Directions for this task | Where a line of the listing below includes the word "plan", reproduce that line.

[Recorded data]
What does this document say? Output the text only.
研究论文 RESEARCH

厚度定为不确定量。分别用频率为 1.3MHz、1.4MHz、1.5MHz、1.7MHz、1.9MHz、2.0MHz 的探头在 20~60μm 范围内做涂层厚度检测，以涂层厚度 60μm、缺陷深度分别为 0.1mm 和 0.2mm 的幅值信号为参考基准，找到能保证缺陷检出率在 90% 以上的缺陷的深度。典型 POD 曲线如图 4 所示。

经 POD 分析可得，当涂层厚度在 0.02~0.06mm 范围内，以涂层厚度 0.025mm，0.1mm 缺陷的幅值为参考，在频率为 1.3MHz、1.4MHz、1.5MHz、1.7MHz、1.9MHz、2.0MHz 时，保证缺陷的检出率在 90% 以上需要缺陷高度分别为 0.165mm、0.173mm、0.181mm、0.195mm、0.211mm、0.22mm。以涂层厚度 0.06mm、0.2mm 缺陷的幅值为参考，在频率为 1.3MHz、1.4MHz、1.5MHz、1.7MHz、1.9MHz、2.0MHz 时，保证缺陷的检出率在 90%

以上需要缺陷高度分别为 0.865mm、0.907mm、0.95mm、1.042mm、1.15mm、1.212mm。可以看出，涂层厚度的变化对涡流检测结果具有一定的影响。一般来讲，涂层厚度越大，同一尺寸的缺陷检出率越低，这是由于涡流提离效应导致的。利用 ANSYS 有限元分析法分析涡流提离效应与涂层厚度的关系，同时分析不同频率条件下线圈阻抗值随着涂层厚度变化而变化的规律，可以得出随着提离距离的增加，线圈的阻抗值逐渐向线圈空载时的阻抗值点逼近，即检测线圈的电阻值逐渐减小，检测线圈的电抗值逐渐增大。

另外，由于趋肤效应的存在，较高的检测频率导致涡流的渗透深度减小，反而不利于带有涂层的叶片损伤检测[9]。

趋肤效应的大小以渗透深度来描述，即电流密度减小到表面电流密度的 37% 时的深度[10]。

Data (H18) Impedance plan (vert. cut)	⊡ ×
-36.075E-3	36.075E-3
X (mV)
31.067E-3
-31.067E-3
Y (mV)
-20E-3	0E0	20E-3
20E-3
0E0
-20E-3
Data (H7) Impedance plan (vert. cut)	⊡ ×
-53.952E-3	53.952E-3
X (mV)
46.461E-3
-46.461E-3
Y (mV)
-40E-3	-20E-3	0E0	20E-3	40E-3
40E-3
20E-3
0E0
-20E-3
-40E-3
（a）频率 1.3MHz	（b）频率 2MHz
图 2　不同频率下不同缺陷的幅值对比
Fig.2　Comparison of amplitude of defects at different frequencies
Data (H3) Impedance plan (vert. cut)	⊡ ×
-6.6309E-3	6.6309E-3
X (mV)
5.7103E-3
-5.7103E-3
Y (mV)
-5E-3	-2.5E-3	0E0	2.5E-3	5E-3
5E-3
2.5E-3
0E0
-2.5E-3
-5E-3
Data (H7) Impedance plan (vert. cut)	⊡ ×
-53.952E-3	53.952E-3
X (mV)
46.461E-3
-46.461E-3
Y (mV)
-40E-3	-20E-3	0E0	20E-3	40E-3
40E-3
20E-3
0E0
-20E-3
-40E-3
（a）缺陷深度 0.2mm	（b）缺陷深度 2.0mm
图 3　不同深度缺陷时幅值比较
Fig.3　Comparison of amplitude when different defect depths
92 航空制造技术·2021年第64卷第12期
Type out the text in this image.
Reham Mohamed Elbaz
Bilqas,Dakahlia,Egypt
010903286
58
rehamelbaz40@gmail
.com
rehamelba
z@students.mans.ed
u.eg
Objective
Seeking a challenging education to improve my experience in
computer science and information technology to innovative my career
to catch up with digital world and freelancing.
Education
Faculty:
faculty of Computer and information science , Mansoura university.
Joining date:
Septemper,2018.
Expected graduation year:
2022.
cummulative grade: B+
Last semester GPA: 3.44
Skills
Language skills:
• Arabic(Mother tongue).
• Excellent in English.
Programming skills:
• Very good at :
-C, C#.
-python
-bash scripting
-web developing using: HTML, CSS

Reply to the exercise |
Data (H18) Impedance plan (vert. cut)	⊡ ×
Data (H7) Impedance plan (vert. cut)	⊡ ×
Data (H3) Impedance plan (vert. cut)	⊡ ×
Data (H7) Impedance plan (vert. cut)	⊡ ×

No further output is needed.